What the task asks -
Take the data starting with the line that contains "UI element localization: list" and going on through the line that contains "- chart-title: Training", and write those lines out again with "Training Accuracy" switched to "Model Accuracy" and nothing else changed.

Supplied material -
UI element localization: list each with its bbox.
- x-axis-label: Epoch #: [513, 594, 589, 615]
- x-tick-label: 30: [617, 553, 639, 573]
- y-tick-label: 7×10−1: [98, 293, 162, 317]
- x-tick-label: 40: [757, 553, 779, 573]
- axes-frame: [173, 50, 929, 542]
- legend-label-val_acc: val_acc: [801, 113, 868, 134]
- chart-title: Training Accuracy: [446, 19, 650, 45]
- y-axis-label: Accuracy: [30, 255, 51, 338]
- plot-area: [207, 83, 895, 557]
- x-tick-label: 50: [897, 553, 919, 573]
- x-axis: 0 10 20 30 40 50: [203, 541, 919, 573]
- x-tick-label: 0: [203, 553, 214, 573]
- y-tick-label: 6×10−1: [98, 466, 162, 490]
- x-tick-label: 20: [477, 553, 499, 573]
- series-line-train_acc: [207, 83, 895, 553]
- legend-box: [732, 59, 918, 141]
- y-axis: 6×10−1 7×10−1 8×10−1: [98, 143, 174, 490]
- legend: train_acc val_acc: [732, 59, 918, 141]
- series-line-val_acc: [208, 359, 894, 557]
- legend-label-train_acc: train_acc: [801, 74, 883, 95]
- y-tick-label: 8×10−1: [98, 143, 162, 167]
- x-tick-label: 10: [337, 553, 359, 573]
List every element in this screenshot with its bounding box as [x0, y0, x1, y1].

==

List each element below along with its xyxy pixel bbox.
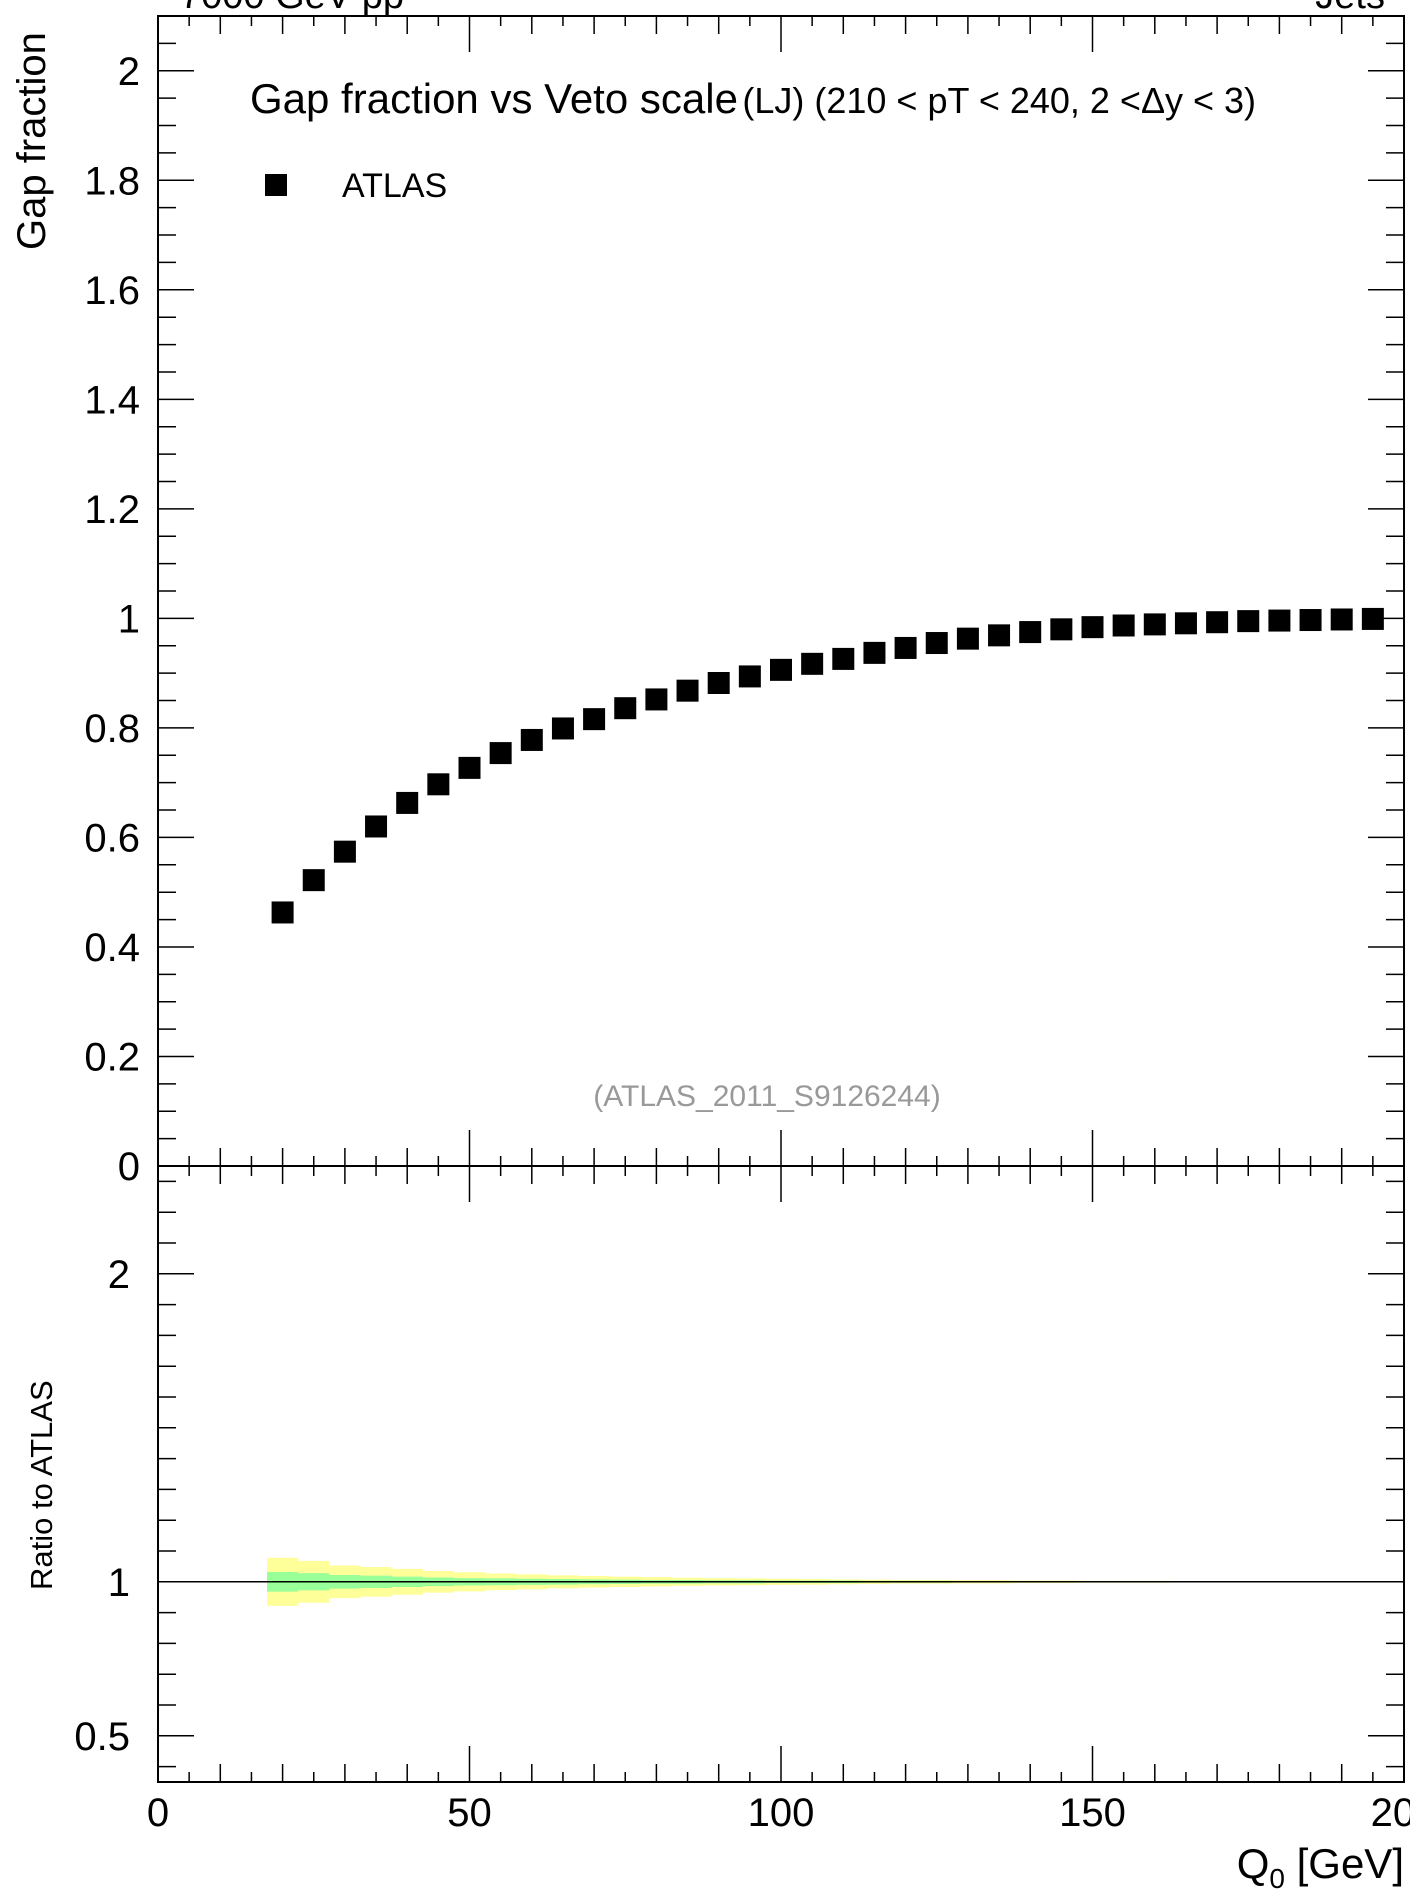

---

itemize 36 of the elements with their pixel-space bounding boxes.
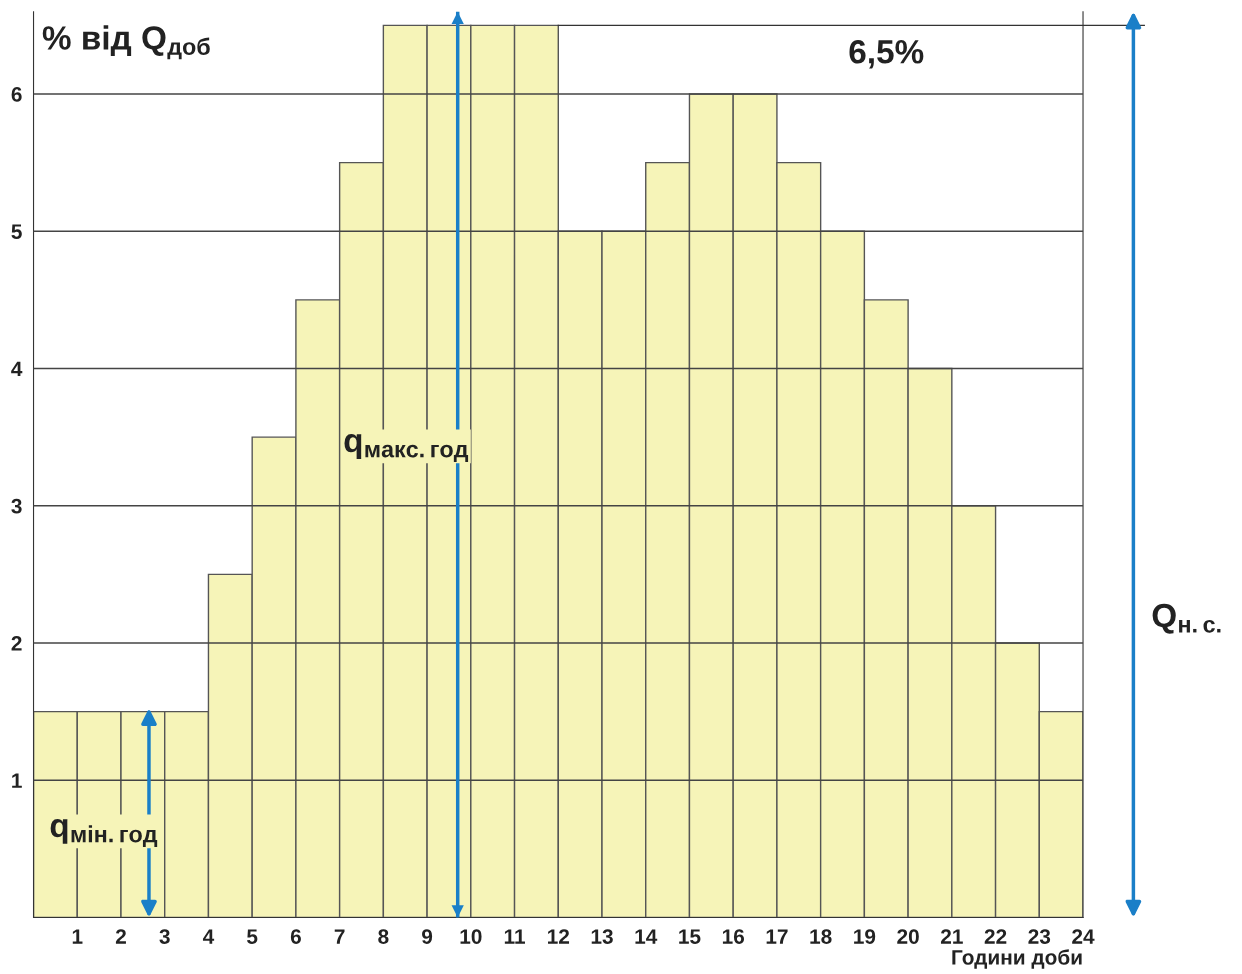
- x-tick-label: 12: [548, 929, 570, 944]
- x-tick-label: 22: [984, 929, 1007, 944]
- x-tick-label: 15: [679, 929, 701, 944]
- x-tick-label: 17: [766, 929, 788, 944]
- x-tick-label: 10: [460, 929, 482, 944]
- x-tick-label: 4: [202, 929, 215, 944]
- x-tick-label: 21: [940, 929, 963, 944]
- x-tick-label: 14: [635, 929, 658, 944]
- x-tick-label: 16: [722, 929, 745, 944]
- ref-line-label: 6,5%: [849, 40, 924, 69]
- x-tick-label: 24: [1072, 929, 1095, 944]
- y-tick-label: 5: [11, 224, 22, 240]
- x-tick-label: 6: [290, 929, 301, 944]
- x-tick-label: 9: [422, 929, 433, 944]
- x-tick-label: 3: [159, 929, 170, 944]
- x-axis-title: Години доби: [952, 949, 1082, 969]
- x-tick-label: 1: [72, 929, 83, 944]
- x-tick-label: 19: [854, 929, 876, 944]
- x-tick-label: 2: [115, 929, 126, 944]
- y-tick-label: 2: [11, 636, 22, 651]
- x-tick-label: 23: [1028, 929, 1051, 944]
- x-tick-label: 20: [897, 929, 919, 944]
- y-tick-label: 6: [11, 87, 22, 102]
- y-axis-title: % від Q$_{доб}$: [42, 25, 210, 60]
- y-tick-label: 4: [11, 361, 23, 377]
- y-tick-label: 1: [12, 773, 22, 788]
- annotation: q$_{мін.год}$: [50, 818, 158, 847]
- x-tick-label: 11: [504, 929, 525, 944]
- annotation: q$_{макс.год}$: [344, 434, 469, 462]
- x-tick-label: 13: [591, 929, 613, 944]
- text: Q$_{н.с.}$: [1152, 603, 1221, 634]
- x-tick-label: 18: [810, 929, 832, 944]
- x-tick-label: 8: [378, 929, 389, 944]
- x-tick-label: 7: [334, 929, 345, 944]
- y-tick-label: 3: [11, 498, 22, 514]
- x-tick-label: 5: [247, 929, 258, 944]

Worked answer -
UI element localization: list each with its bbox.
- x-axis-label: Epoch #: [513, 594, 589, 615]
- x-tick-label: 30: [617, 553, 639, 573]
- y-tick-label: 7×10−1: [98, 293, 162, 317]
- x-tick-label: 40: [757, 553, 779, 573]
- axes-frame: [173, 50, 929, 542]
- legend-label-val_acc: val_acc: [801, 113, 868, 134]
- chart-title: Model Accuracy: [446, 19, 650, 45]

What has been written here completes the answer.